▶ [Required task]: Copy out all lines where "frac" appears.

------------

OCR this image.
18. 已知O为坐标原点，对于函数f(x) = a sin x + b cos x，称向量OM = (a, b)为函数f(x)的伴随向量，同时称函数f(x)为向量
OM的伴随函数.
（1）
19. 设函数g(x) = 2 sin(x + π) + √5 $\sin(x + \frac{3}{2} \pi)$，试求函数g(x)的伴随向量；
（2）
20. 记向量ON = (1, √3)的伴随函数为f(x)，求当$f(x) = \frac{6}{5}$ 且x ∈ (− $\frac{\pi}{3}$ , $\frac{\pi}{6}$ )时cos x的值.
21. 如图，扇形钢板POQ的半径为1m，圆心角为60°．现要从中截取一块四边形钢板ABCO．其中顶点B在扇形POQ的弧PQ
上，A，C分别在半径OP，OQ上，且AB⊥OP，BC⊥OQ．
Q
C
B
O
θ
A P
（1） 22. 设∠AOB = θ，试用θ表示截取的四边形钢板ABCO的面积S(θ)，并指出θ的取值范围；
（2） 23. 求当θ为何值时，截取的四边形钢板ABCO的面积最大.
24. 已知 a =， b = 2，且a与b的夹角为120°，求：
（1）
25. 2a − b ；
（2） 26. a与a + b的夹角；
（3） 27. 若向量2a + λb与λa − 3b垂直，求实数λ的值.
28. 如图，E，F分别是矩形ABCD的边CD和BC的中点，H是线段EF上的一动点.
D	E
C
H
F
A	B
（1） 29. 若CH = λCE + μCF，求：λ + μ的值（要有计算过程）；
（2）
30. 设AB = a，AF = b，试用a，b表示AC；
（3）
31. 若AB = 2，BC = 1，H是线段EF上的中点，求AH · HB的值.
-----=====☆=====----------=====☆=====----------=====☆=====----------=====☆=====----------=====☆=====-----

------------

▶ [Result]:
19. 设函数g(x) = 2 sin(x + π) + √5 $\sin(x + \frac{3}{2} \pi)$，试求函数g(x)的伴随向量；
20. 记向量ON = (1, √3)的伴随函数为f(x)，求当$f(x) = \frac{6}{5}$ 且x ∈ (− $\frac{\pi}{3}$ , $\frac{\pi}{6}$ )时cos x的值.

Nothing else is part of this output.